* **STATED PROBLEM**
Which lines hold the word "knowledge"? Show each of them.

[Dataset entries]
● ● ● ●

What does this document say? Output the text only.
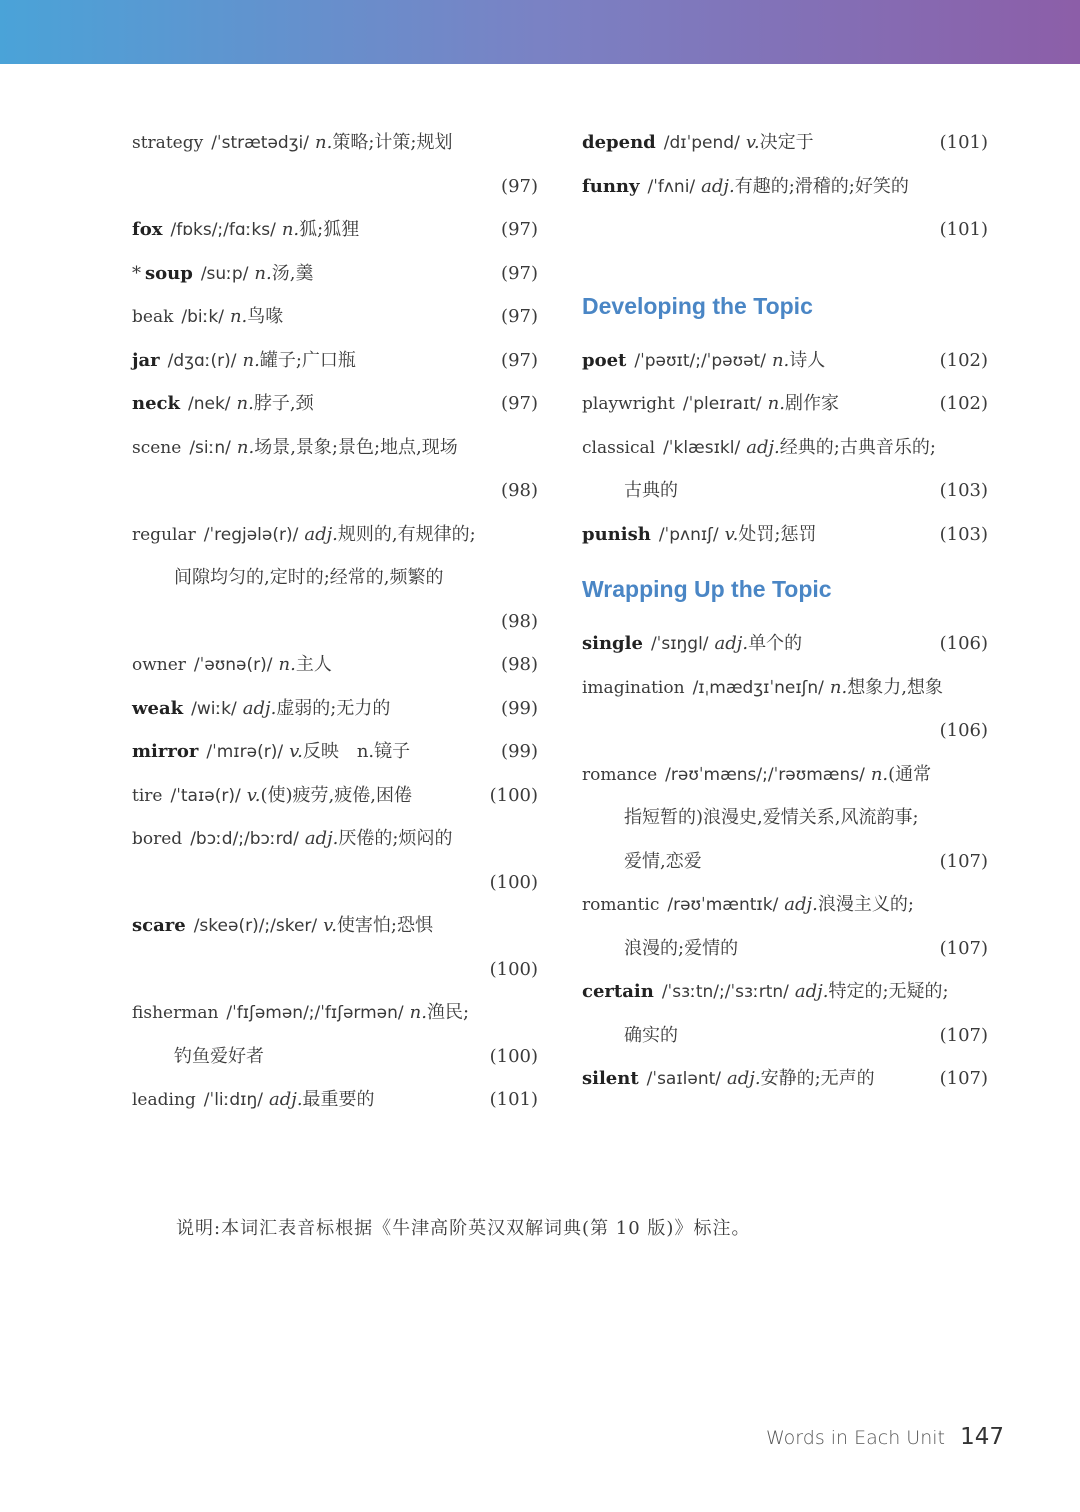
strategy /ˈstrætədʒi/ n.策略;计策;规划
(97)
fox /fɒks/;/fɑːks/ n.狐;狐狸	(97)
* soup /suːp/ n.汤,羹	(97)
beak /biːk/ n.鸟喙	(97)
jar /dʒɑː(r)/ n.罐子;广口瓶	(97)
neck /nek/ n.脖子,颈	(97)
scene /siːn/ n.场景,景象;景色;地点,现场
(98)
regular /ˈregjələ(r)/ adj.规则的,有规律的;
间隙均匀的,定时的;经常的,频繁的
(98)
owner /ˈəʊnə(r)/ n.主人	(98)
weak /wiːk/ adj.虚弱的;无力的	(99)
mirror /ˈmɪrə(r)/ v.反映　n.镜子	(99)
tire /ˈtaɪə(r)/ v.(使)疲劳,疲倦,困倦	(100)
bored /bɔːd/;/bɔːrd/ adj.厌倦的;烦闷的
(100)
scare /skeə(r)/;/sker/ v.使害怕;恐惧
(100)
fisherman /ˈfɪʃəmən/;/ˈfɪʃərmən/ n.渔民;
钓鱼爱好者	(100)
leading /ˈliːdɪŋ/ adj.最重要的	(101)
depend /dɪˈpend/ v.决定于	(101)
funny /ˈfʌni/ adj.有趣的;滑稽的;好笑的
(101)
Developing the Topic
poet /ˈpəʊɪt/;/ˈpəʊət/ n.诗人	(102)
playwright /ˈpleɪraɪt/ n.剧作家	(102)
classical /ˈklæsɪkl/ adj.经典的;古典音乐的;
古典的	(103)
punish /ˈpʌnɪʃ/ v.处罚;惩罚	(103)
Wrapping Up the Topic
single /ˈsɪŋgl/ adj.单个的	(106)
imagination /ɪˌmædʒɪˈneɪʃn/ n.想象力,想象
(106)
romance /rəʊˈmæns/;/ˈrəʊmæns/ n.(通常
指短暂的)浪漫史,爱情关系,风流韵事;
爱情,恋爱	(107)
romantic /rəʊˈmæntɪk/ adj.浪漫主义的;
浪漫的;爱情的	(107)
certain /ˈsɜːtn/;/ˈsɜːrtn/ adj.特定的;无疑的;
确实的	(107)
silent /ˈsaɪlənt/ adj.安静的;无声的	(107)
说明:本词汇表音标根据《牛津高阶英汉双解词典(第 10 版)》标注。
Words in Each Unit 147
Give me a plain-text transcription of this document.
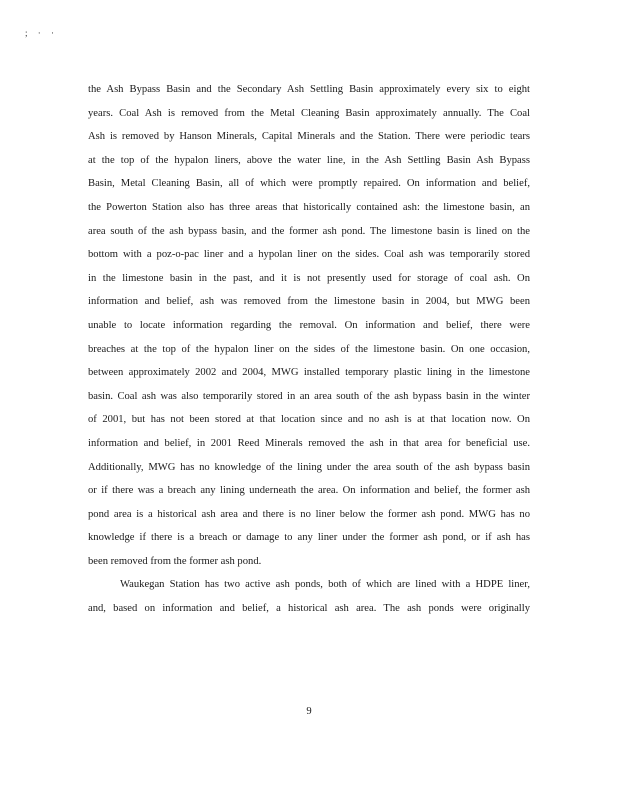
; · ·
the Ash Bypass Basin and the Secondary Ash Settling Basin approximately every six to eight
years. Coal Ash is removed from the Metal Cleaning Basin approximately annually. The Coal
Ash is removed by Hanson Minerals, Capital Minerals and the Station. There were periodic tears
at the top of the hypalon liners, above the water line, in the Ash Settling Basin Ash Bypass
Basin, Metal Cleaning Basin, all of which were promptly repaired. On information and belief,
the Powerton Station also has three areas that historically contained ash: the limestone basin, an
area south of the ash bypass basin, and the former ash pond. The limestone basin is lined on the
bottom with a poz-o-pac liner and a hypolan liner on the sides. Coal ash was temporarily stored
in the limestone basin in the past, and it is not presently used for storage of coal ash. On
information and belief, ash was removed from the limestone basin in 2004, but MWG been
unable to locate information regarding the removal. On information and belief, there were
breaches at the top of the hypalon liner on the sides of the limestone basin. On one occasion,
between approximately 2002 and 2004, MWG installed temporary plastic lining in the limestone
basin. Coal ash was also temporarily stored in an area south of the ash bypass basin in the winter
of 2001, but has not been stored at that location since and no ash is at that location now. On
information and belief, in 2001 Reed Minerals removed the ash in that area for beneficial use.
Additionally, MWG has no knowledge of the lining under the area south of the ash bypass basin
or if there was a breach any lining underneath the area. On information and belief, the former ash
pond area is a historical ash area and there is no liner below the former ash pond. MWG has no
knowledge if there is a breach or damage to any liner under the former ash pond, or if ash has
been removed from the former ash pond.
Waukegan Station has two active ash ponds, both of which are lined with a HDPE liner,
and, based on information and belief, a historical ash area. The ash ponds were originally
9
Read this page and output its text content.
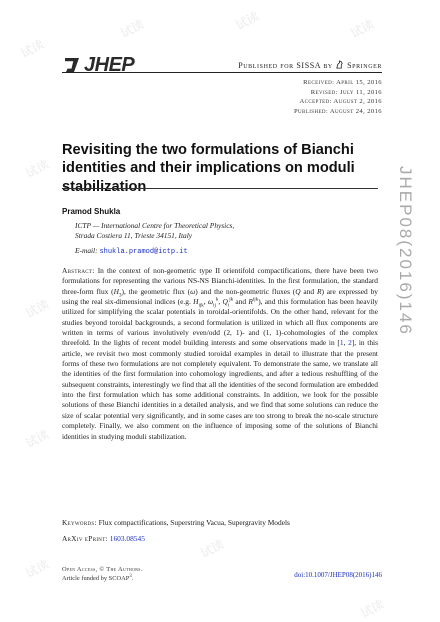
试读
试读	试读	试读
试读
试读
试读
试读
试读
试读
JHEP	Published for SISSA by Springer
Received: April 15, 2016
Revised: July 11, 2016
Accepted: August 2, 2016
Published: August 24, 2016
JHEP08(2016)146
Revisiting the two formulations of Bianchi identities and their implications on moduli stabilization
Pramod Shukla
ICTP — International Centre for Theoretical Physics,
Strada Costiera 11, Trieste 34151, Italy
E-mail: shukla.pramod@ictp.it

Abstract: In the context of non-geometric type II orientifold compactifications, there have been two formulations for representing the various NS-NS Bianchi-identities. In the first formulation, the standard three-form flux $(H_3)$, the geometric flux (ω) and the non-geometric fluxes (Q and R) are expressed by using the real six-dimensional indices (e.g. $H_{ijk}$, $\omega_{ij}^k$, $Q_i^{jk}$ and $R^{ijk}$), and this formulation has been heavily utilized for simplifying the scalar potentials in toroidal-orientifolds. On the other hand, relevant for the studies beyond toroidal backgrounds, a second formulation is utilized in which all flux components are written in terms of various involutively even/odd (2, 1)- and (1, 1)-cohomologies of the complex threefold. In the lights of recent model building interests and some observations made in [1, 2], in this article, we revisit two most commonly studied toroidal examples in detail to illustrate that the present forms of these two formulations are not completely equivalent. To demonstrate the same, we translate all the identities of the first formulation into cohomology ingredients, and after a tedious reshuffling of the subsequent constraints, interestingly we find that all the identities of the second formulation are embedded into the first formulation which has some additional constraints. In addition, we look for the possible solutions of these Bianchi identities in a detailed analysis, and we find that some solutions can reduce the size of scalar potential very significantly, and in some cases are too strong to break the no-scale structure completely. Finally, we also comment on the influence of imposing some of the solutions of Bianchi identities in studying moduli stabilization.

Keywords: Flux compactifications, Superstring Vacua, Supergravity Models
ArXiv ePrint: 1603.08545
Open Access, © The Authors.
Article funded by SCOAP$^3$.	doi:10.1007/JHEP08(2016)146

● ● ● ●

* **EXERCISE SOLUTION**
Additionally, MWG has no knowledge of the lining under the area south of the ash bypass basin
knowledge if there is a breach or damage to any liner under the former ash pond, or if ash has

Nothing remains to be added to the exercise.